→ EXERCISE PROMPT
Search the material for the string "incentives", then report how many lines hold it, with no other text.
--- Start EXCERPTED RECORDS ---
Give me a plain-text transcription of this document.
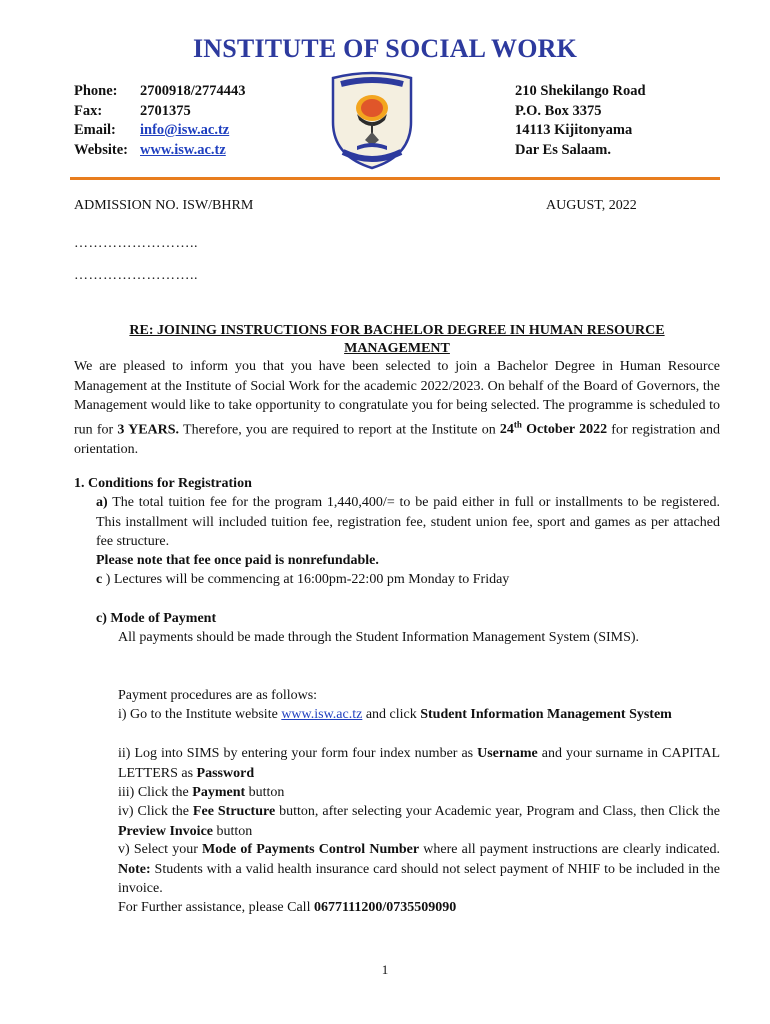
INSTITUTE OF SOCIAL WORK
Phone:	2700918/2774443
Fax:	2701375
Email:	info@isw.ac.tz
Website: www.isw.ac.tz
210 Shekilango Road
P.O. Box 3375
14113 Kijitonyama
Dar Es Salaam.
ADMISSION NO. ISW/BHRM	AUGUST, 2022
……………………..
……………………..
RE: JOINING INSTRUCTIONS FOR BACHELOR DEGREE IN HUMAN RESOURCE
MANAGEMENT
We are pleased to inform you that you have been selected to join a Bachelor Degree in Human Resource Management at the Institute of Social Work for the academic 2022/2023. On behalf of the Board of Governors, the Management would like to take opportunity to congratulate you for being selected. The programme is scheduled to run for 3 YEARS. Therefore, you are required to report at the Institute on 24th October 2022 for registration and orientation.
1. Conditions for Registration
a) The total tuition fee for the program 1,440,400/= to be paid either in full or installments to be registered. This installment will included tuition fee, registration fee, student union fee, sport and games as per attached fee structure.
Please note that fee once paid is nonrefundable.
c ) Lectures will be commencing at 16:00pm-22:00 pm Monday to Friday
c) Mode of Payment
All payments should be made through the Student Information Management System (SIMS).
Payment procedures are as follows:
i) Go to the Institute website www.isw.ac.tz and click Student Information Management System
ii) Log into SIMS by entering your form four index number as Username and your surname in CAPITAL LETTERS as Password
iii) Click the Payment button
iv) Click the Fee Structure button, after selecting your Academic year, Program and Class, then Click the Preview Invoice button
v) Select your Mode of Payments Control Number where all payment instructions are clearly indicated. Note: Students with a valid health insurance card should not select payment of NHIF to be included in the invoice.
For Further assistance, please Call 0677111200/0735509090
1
--- End EXCERPTED RECORDS ---
--- Start EXCERPTED RECORDS ---
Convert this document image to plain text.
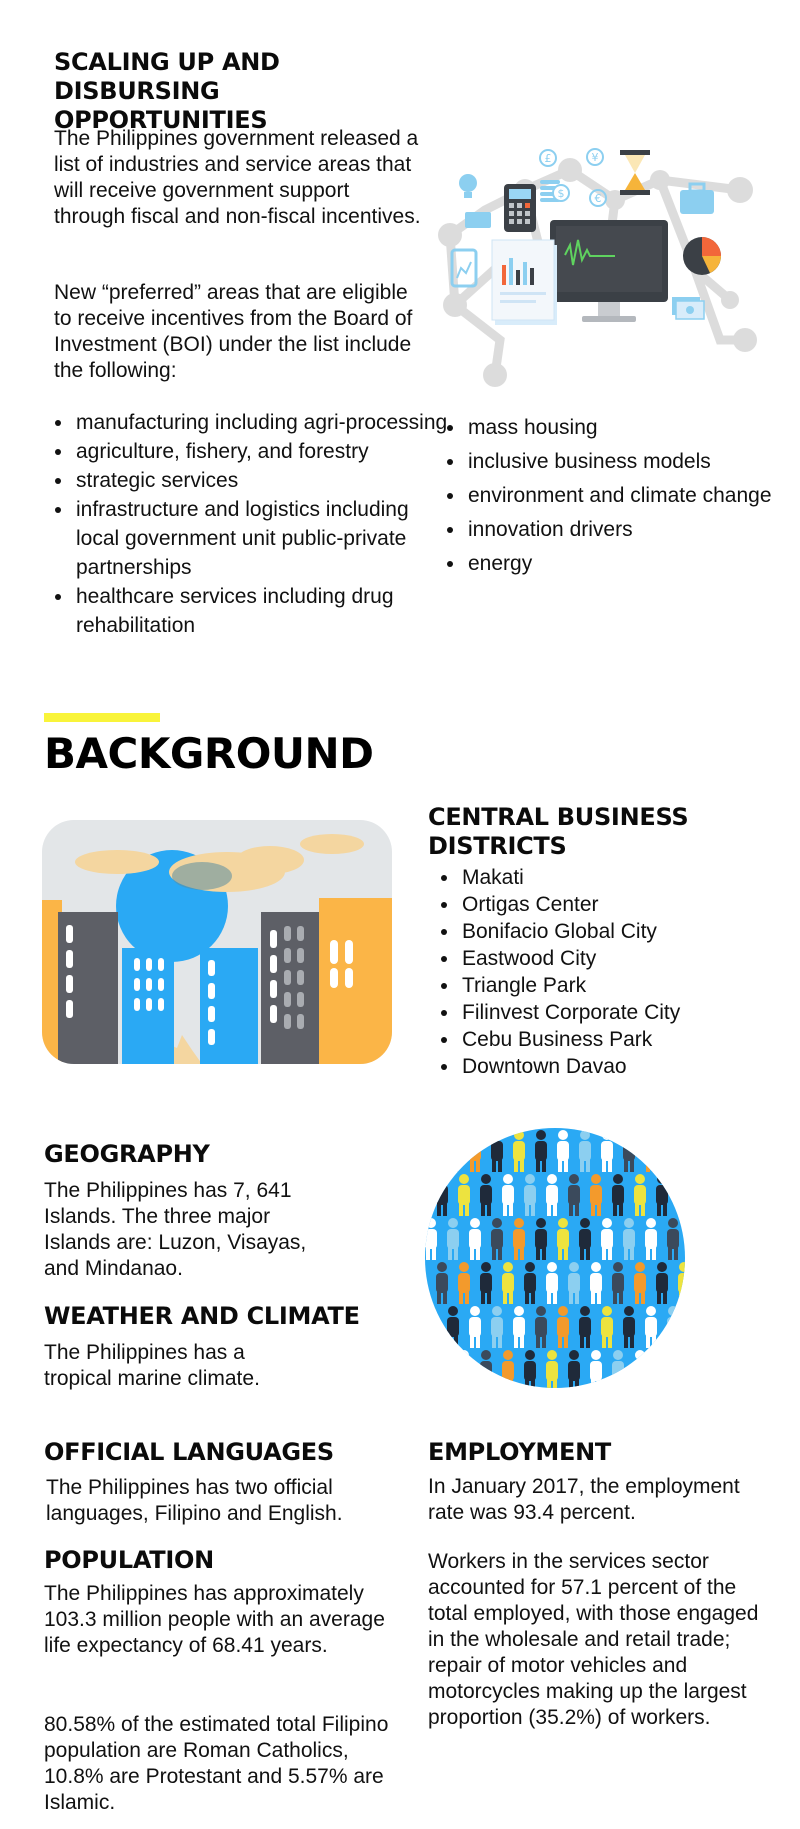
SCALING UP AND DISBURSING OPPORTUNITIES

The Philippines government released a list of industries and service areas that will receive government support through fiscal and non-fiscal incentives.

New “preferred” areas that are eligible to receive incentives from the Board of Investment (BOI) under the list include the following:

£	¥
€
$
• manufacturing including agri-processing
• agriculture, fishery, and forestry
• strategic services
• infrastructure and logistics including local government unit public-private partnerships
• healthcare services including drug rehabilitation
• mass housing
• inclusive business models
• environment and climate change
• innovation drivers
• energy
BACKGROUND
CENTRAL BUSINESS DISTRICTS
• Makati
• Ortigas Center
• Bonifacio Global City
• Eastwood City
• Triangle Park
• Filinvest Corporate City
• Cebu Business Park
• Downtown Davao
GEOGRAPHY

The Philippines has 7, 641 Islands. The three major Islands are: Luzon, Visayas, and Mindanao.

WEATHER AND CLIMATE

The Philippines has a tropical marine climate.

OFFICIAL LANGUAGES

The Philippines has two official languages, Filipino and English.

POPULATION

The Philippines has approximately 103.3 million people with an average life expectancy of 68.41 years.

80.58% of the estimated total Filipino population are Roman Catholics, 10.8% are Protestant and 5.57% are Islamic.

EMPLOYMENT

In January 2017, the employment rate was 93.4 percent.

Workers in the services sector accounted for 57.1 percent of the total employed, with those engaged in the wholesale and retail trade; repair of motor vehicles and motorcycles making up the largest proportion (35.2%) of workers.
--- End EXCERPTED RECORDS ---
→ ANSWER
2